Short exercise
Could you copy the listing below line for line, without changing a single character?

Records supplied

----

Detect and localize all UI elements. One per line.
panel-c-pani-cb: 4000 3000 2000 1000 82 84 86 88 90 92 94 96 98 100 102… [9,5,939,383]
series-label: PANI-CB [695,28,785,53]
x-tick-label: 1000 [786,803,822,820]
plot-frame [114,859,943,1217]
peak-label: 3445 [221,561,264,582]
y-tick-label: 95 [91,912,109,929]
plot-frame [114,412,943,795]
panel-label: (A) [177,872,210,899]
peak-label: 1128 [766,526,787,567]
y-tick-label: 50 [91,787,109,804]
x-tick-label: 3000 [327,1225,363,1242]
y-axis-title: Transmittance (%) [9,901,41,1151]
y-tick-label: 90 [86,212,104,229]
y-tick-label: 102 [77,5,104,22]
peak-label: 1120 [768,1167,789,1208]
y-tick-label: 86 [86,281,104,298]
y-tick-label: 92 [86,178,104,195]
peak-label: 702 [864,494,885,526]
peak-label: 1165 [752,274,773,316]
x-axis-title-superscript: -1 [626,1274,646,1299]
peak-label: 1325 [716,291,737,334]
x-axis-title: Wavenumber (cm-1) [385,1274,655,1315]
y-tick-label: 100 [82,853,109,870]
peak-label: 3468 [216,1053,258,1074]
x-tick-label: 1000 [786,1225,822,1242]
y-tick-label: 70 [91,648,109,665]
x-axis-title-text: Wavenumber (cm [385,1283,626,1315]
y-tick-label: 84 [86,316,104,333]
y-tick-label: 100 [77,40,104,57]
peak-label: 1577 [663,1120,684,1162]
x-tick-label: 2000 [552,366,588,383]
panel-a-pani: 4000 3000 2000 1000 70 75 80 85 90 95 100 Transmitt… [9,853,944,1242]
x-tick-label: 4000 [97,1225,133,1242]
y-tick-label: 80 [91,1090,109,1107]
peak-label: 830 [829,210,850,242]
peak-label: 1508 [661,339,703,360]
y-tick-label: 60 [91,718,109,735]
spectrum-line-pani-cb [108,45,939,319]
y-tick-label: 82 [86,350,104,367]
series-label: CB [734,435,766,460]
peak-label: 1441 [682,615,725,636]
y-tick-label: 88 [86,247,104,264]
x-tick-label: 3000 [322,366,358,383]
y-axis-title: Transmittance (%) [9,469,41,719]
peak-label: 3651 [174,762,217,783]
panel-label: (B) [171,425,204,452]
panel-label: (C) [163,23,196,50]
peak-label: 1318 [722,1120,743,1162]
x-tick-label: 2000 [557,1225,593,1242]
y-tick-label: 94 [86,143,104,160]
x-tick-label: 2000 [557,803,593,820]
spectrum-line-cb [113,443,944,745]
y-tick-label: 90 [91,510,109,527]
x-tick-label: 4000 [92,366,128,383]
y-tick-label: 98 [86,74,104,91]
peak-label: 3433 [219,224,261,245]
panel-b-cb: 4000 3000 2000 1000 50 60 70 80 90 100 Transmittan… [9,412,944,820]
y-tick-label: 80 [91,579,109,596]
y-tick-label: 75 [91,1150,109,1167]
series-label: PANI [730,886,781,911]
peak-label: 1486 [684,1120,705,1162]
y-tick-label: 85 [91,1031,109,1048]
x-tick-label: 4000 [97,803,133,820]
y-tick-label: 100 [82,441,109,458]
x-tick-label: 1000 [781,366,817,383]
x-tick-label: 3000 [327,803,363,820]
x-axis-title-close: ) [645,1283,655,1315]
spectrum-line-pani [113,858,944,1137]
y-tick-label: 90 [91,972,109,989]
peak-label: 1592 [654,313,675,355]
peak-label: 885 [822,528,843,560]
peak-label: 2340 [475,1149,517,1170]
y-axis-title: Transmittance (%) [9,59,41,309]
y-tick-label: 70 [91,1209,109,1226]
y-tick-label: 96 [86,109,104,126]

----

Written response
Detect and localize all UI elements. One per line.
panel-c-pani-cb: 4000 3000 2000 1000 82 84 86 88 90 92 94 96 98 100 102… [9,5,939,383]
series-label: PANI-CB [695,28,785,53]
x-tick-label: 1000 [786,803,822,820]
plot-frame [114,859,943,1217]
peak-label: 3445 [221,561,264,582]
y-tick-label: 95 [91,912,109,929]
plot-frame [114,412,943,795]
panel-label: (A) [177,872,210,899]
peak-label: 1128 [766,526,787,567]
y-tick-label: 50 [91,787,109,804]
x-tick-label: 3000 [327,1225,363,1242]
y-axis-title: Transmittance (%) [9,901,41,1151]
y-tick-label: 90 [86,212,104,229]
y-tick-label: 102 [77,5,104,22]
peak-label: 1120 [768,1167,789,1208]
y-tick-label: 86 [86,281,104,298]
y-tick-label: 92 [86,178,104,195]
peak-label: 702 [864,494,885,526]
peak-label: 1165 [752,274,773,316]
x-axis-title-superscript: -1 [626,1274,646,1299]
peak-label: 1325 [716,291,737,334]
x-axis-title: Wavenumber (cm-1) [385,1274,655,1315]
y-tick-label: 100 [82,853,109,870]
peak-label: 3468 [216,1053,258,1074]
x-tick-label: 1000 [786,1225,822,1242]
y-tick-label: 70 [91,648,109,665]
x-axis-title-text: Wavenumber (cm [385,1283,626,1315]
y-tick-label: 84 [86,316,104,333]
y-tick-label: 100 [77,40,104,57]
peak-label: 1577 [663,1120,684,1162]
x-tick-label: 2000 [552,366,588,383]
panel-a-pani: 4000 3000 2000 1000 70 75 80 85 90 95 100 Transmitt… [9,853,944,1242]
x-tick-label: 4000 [97,1225,133,1242]
y-tick-label: 80 [91,1090,109,1107]
peak-label: 830 [829,210,850,242]
peak-label: 1508 [661,339,703,360]
y-tick-label: 60 [91,718,109,735]
spectrum-line-pani-cb [108,45,939,319]
y-tick-label: 82 [86,350,104,367]
series-label: CB [734,435,766,460]
peak-label: 1441 [682,615,725,636]
y-tick-label: 88 [86,247,104,264]
x-tick-label: 3000 [322,366,358,383]
y-axis-title: Transmittance (%) [9,469,41,719]
peak-label: 3651 [174,762,217,783]
panel-label: (B) [171,425,204,452]
panel-label: (C) [163,23,196,50]
peak-label: 1318 [722,1120,743,1162]
x-tick-label: 2000 [557,1225,593,1242]
y-tick-label: 94 [86,143,104,160]
x-tick-label: 2000 [557,803,593,820]
spectrum-line-cb [113,443,944,745]
y-tick-label: 90 [91,510,109,527]
x-tick-label: 4000 [92,366,128,383]
y-tick-label: 98 [86,74,104,91]
peak-label: 3433 [219,224,261,245]
panel-b-cb: 4000 3000 2000 1000 50 60 70 80 90 100 Transmittan… [9,412,944,820]
y-tick-label: 80 [91,579,109,596]
y-tick-label: 75 [91,1150,109,1167]
series-label: PANI [730,886,781,911]
peak-label: 1486 [684,1120,705,1162]
y-tick-label: 85 [91,1031,109,1048]
x-tick-label: 4000 [97,803,133,820]
y-tick-label: 100 [82,441,109,458]
x-tick-label: 1000 [781,366,817,383]
x-tick-label: 3000 [327,803,363,820]
x-axis-title-close: ) [645,1283,655,1315]
spectrum-line-pani [113,858,944,1137]
y-tick-label: 90 [91,972,109,989]
peak-label: 1592 [654,313,675,355]
peak-label: 885 [822,528,843,560]
peak-label: 2340 [475,1149,517,1170]
y-axis-title: Transmittance (%) [9,59,41,309]
y-tick-label: 70 [91,1209,109,1226]
y-tick-label: 96 [86,109,104,126]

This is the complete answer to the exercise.